Items:
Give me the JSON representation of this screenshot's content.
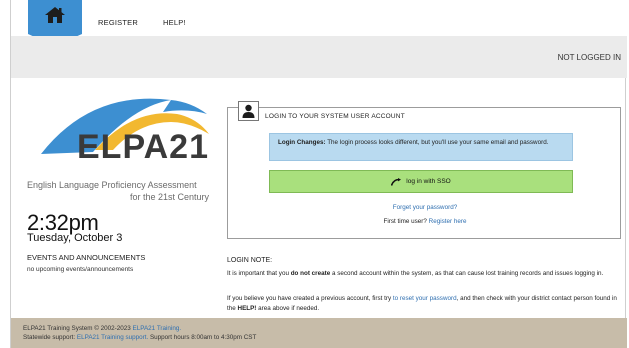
{
  "nav": {
    "register_label": "REGISTER",
    "help_label": "HELP!"
  },
  "status": {
    "not_logged_in": "NOT LOGGED IN"
  },
  "brand": {
    "logo_text": "ELPA21",
    "tagline_line1": "English Language Proficiency Assessment",
    "tagline_line2": "for the 21st Century",
    "colors": {
      "arc_outer": "#3d8fd1",
      "arc_inner": "#f2b830",
      "wordmark": "#3a3a3a"
    }
  },
  "clock": {
    "time": "2:32pm",
    "date": "Tuesday, October 3"
  },
  "events": {
    "heading": "EVENTS AND ANNOUNCEMENTS",
    "empty_text": "no upcoming events/announcements"
  },
  "login": {
    "title": "LOGIN TO YOUR SYSTEM USER ACCOUNT",
    "info_bold": "Login Changes:",
    "info_text": " The login process looks different, but you'll use your same email and password.",
    "sso_label": "log in with SSO",
    "forgot_link": "Forget your password?",
    "first_time_text": "First time user?",
    "register_link": "Register here"
  },
  "note": {
    "heading": "LOGIN NOTE:",
    "p1_pre": "It is important that you ",
    "p1_bold": "do not create",
    "p1_post": " a second account within the system, as that can cause lost training records and issues logging in.",
    "p2_pre": "If you believe you have created a previous account, first try ",
    "p2_link": "to reset your password",
    "p2_mid": ", and then check with your district contact person found in the ",
    "p2_bold": "HELP!",
    "p2_post": " area above if needed."
  },
  "footer": {
    "line1_pre": "ELPA21 Training System © 2002-2023 ",
    "line1_link": "ELPA21 Training.",
    "line2_pre": "Statewide support: ",
    "line2_link": "ELPA21 Training support.",
    "line2_post": " Support hours 8:00am to 4:30pm CST"
  }
}
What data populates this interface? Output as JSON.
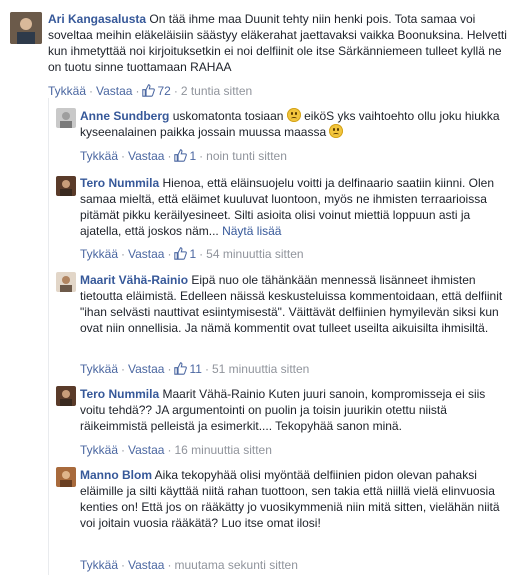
{
  "comments": [
    {
      "author": "Ari Kangasalusta",
      "text": "On tää ihme maa Duunit tehty niin henki pois. Tota samaa voi soveltaa meihin eläkeläisiin säästyy eläkerahat jaettavaksi vaikka Boonuksina. Helvetti kun ihmetyttää noi kirjoituksetkin ei noi delfiinit ole itse Särkänniemeen tulleet kyllä ne on tuotu sinne tuottamaan RAHAA",
      "like": "Tykkää",
      "reply": "Vastaa",
      "likes": "72",
      "time": "2 tuntia sitten"
    },
    {
      "author": "Anne Sundberg",
      "text": "uskomatonta tosiaan",
      "text2": "eiköS yks vaihtoehto ollu joku hiukka kyseenalainen paikka jossain muussa maassa",
      "like": "Tykkää",
      "reply": "Vastaa",
      "likes": "1",
      "time": "noin tunti sitten"
    },
    {
      "author": "Tero Nummila",
      "text": "Hienoa, että eläinsuojelu voitti ja delfinaario saatiin kiinni. Olen samaa mieltä, että eläimet kuuluvat luontoon, myös ne ihmisten terraarioissa pitämät pikku keräilyesineet. Silti asioita olisi voinut miettiä loppuun asti ja ajatella, että joskos näm...",
      "see_more": "Näytä lisää",
      "like": "Tykkää",
      "reply": "Vastaa",
      "likes": "1",
      "time": "54 minuuttia sitten"
    },
    {
      "author": "Maarit Vähä-Rainio",
      "text": "Eipä nuo ole tähänkään mennessä lisänneet ihmisten tietoutta eläimistä. Edelleen näissä keskusteluissa kommentoidaan, että delfiinit \"ihan selvästi nauttivat esiintymisestä\". Väittävät delfiinien hymyilevän siksi kun ovat niin onnellisia. Ja nämä kommentit ovat tulleet useilta aikuisilta ihmisiltä.",
      "like": "Tykkää",
      "reply": "Vastaa",
      "likes": "11",
      "time": "51 minuuttia sitten"
    },
    {
      "author": "Tero Nummila",
      "text": "Maarit Vähä-Rainio Kuten juuri sanoin, kompromisseja ei siis voitu tehdä?? JA argumentointi on puolin ja toisin juurikin otettu niistä räikeimmistä pelleistä ja esimerkit.... Tekopyhää sanon minä.",
      "like": "Tykkää",
      "reply": "Vastaa",
      "time": "16 minuuttia sitten"
    },
    {
      "author": "Manno Blom",
      "text": "Aika tekopyhää olisi myöntää delfiinien pidon olevan pahaksi eläimille ja silti käyttää niitä rahan tuottoon, sen takia että niillä vielä elinvuosia kenties on! Että jos on rääkätty jo vuosikymmeniä niin mitä sitten, vielähän niitä voi joitain vuosia rääkätä? Luo itse omat ilosi!",
      "like": "Tykkää",
      "reply": "Vastaa",
      "time": "muutama sekunti sitten"
    }
  ],
  "colors": {
    "author": "#365899",
    "link": "#4b67a1",
    "meta": "#90949c"
  }
}
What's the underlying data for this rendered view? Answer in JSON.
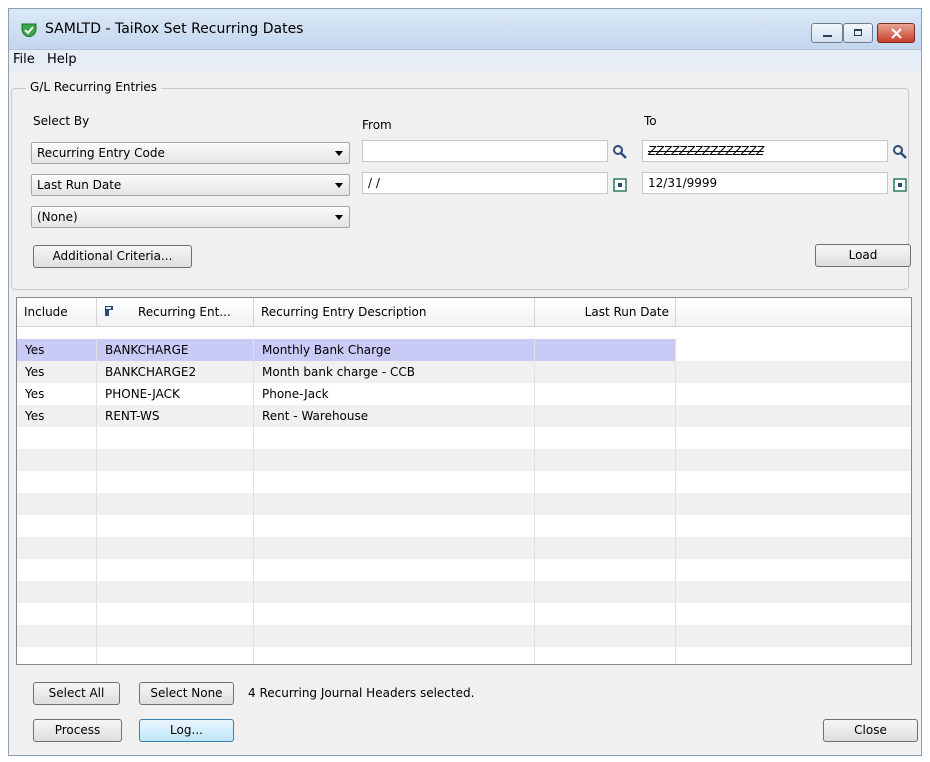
{
  "window": {
    "title": "SAMLTD - TaiRox Set Recurring Dates"
  },
  "menu": [
    "File",
    "Help"
  ],
  "criteria": {
    "group_label": "G/L Recurring Entries",
    "select_by_label": "Select By",
    "from_label": "From",
    "to_label": "To",
    "rows": [
      {
        "select_by": "Recurring Entry Code",
        "from": "",
        "to": "ZZZZZZZZZZZZZZZ",
        "icon": "search-icon"
      },
      {
        "select_by": "Last Run Date",
        "from": "/ /",
        "to": "12/31/9999",
        "icon": "calendar-icon"
      },
      {
        "select_by": "(None)"
      }
    ],
    "additional_criteria_label": "Additional Criteria...",
    "load_label": "Load"
  },
  "grid": {
    "columns": [
      "Include",
      "Recurring Ent...",
      "Recurring Entry Description",
      "Last Run Date"
    ],
    "rows": [
      {
        "include": "Yes",
        "code": "BANKCHARGE",
        "description": "Monthly Bank Charge",
        "last_run_date": ""
      },
      {
        "include": "Yes",
        "code": "BANKCHARGE2",
        "description": "Month bank charge - CCB",
        "last_run_date": ""
      },
      {
        "include": "Yes",
        "code": "PHONE-JACK",
        "description": "Phone-Jack",
        "last_run_date": ""
      },
      {
        "include": "Yes",
        "code": "RENT-WS",
        "description": "Rent - Warehouse",
        "last_run_date": ""
      }
    ]
  },
  "footer": {
    "select_all_label": "Select All",
    "select_none_label": "Select None",
    "status": "4 Recurring Journal Headers selected.",
    "process_label": "Process",
    "log_label": "Log...",
    "close_label": "Close"
  },
  "colors": {
    "selected_row": "#cacaf7",
    "alt_row": "#f0f0f0"
  }
}
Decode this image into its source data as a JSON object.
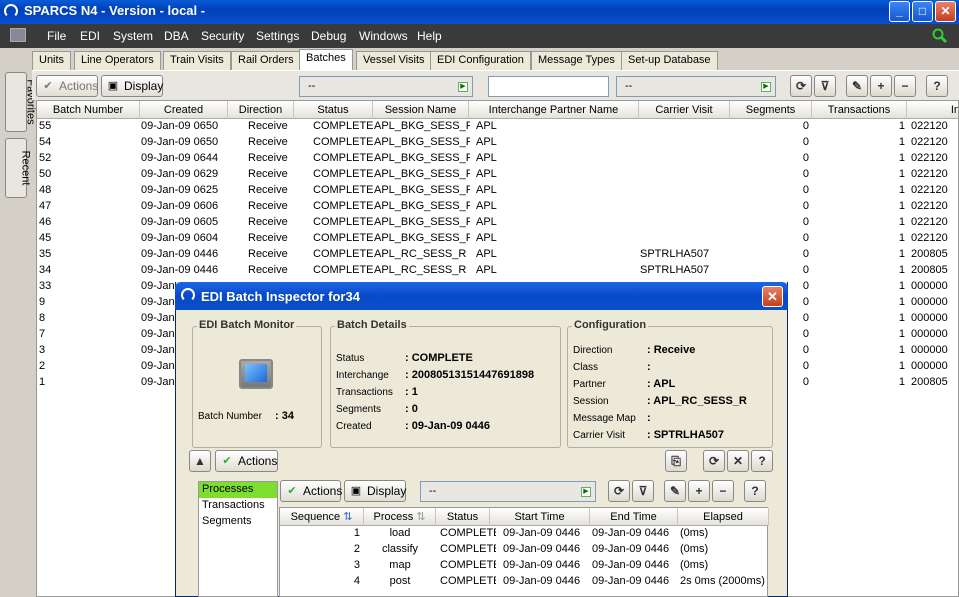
{
  "window": {
    "title": "SPARCS N4 - Version - local -",
    "btn_min": "_",
    "btn_max": "□",
    "btn_close": "✕"
  },
  "menu": [
    "File",
    "EDI",
    "System",
    "DBA",
    "Security",
    "Settings",
    "Debug",
    "Windows",
    "Help"
  ],
  "side_tabs": [
    "Favorites",
    "Recent"
  ],
  "tabs": [
    "Units",
    "Line Operators",
    "Train Visits",
    "Rail Orders",
    "Batches",
    "Vessel Visits",
    "EDI Configuration",
    "Message Types",
    "Set-up Database"
  ],
  "active_tab": "Batches",
  "toolbar": {
    "actions": "Actions",
    "display": "Display",
    "combo1": "--",
    "combo2": "--"
  },
  "grid": {
    "columns": [
      "Batch Number",
      "Created",
      "Direction",
      "Status",
      "Session Name",
      "Interchange Partner Name",
      "Carrier Visit",
      "Segments",
      "Transactions",
      "In"
    ],
    "rows": [
      [
        "55",
        "09-Jan-09 0650",
        "Receive",
        "COMPLETE",
        "APL_BKG_SESS_R",
        "APL",
        "",
        "0",
        "1",
        "022120"
      ],
      [
        "54",
        "09-Jan-09 0650",
        "Receive",
        "COMPLETE",
        "APL_BKG_SESS_R",
        "APL",
        "",
        "0",
        "1",
        "022120"
      ],
      [
        "52",
        "09-Jan-09 0644",
        "Receive",
        "COMPLETE",
        "APL_BKG_SESS_R",
        "APL",
        "",
        "0",
        "1",
        "022120"
      ],
      [
        "50",
        "09-Jan-09 0629",
        "Receive",
        "COMPLETE",
        "APL_BKG_SESS_R",
        "APL",
        "",
        "0",
        "1",
        "022120"
      ],
      [
        "48",
        "09-Jan-09 0625",
        "Receive",
        "COMPLETE",
        "APL_BKG_SESS_R",
        "APL",
        "",
        "0",
        "1",
        "022120"
      ],
      [
        "47",
        "09-Jan-09 0606",
        "Receive",
        "COMPLETE",
        "APL_BKG_SESS_R",
        "APL",
        "",
        "0",
        "1",
        "022120"
      ],
      [
        "46",
        "09-Jan-09 0605",
        "Receive",
        "COMPLETE",
        "APL_BKG_SESS_R",
        "APL",
        "",
        "0",
        "1",
        "022120"
      ],
      [
        "45",
        "09-Jan-09 0604",
        "Receive",
        "COMPLETE",
        "APL_BKG_SESS_R",
        "APL",
        "",
        "0",
        "1",
        "022120"
      ],
      [
        "35",
        "09-Jan-09 0446",
        "Receive",
        "COMPLETE",
        "APL_RC_SESS_R",
        "APL",
        "SPTRLHA507",
        "0",
        "1",
        "200805"
      ],
      [
        "34",
        "09-Jan-09 0446",
        "Receive",
        "COMPLETE",
        "APL_RC_SESS_R",
        "APL",
        "SPTRLHA507",
        "0",
        "1",
        "200805"
      ],
      [
        "33",
        "09-Jan-",
        "",
        "",
        "",
        "",
        "",
        "0",
        "1",
        "000000"
      ],
      [
        "9",
        "09-Jan-",
        "",
        "",
        "",
        "",
        "",
        "0",
        "1",
        "000000"
      ],
      [
        "8",
        "09-Jan-",
        "",
        "",
        "",
        "",
        "",
        "0",
        "1",
        "000000"
      ],
      [
        "7",
        "09-Jan-",
        "",
        "",
        "",
        "",
        "",
        "0",
        "1",
        "000000"
      ],
      [
        "3",
        "09-Jan-",
        "",
        "",
        "",
        "",
        "",
        "0",
        "1",
        "000000"
      ],
      [
        "2",
        "09-Jan-",
        "",
        "",
        "",
        "",
        "",
        "0",
        "1",
        "000000"
      ],
      [
        "1",
        "09-Jan-",
        "",
        "",
        "",
        "",
        "",
        "0",
        "1",
        "200805"
      ]
    ]
  },
  "dialog": {
    "title": "EDI Batch Inspector for34",
    "monitor": {
      "label": "EDI Batch Monitor",
      "batch_label": "Batch Number",
      "batch_value": ": 34"
    },
    "details": {
      "label": "Batch Details",
      "items": [
        {
          "k": "Status",
          "v": ": COMPLETE"
        },
        {
          "k": "Interchange",
          "v": ": 20080513151447691898"
        },
        {
          "k": "Transactions",
          "v": ": 1"
        },
        {
          "k": "Segments",
          "v": ": 0"
        },
        {
          "k": "Created",
          "v": ": 09-Jan-09 0446"
        }
      ]
    },
    "config": {
      "label": "Configuration",
      "items": [
        {
          "k": "Direction",
          "v": ": Receive"
        },
        {
          "k": "Class",
          "v": ":"
        },
        {
          "k": "Partner",
          "v": ": APL"
        },
        {
          "k": "Session",
          "v": ": APL_RC_SESS_R"
        },
        {
          "k": "Message Map",
          "v": ":"
        },
        {
          "k": "Carrier Visit",
          "v": ": SPTRLHA507"
        }
      ]
    },
    "actions": "Actions",
    "left_list": [
      "Processes",
      "Transactions",
      "Segments"
    ],
    "sub_toolbar": {
      "actions": "Actions",
      "display": "Display",
      "combo": "--"
    },
    "sub_grid": {
      "columns": [
        "Sequence",
        "Process",
        "Status",
        "Start Time",
        "End Time",
        "Elapsed"
      ],
      "rows": [
        [
          "1",
          "load",
          "COMPLETE",
          "09-Jan-09 0446",
          "09-Jan-09 0446",
          "(0ms)"
        ],
        [
          "2",
          "classify",
          "COMPLETE",
          "09-Jan-09 0446",
          "09-Jan-09 0446",
          "(0ms)"
        ],
        [
          "3",
          "map",
          "COMPLETE",
          "09-Jan-09 0446",
          "09-Jan-09 0446",
          "(0ms)"
        ],
        [
          "4",
          "post",
          "COMPLETE",
          "09-Jan-09 0446",
          "09-Jan-09 0446",
          "2s 0ms (2000ms)"
        ]
      ]
    }
  }
}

Problem requirements: Filter the entries above down to the lines containing the word "olisi".

Written response:
      "text": "Hienoa, että eläinsuojelu voitti ja delfinaario saatiin kiinni. Olen samaa mieltä, että eläimet kuuluvat luontoon, myös ne ihmisten terraarioissa pitämät pikku keräilyesineet. Silti asioita olisi voinut miettiä loppuun asti ja ajatella, että joskos näm...",
      "text": "Aika tekopyhää olisi myöntää delfiinien pidon olevan pahaksi eläimille ja silti käyttää niitä rahan tuottoon, sen takia että niillä vielä elinvuosia kenties on! Että jos on rääkätty jo vuosikymmeniä niin mitä sitten, vielähän niitä voi joitain vuosia rääkätä? Luo itse omat ilosi!",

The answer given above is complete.